EXERCISE REQUIREMENTS> Scan the lines and state how many carry "عبدالحكم". Leave out everything but the number.
+++
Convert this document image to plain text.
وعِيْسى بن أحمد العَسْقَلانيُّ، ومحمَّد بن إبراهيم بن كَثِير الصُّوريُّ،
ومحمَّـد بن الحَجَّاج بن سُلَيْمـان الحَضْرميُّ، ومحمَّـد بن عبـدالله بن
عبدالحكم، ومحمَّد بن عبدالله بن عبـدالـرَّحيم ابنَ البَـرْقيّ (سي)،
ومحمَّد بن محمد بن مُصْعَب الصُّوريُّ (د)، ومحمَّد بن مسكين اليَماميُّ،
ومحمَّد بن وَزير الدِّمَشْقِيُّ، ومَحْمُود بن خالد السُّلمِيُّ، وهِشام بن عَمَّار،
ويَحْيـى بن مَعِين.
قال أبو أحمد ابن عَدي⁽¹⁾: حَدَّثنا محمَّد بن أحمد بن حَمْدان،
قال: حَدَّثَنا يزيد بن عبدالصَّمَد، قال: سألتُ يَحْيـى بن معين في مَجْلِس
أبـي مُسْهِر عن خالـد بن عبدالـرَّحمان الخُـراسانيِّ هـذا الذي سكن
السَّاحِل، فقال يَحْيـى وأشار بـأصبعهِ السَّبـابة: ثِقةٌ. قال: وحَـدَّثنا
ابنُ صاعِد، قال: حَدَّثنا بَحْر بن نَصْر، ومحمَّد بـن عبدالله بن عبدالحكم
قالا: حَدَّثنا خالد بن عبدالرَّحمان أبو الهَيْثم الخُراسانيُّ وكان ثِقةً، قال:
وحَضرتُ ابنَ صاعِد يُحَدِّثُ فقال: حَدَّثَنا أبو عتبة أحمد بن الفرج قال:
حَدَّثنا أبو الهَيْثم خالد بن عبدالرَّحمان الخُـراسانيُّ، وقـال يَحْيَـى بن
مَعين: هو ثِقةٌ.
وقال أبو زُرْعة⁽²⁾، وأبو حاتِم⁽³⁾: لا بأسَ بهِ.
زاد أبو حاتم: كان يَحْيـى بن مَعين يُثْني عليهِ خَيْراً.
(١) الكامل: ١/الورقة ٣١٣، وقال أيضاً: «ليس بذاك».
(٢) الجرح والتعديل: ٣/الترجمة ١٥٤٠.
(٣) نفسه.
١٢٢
+++
WRITTEN REPLY> 2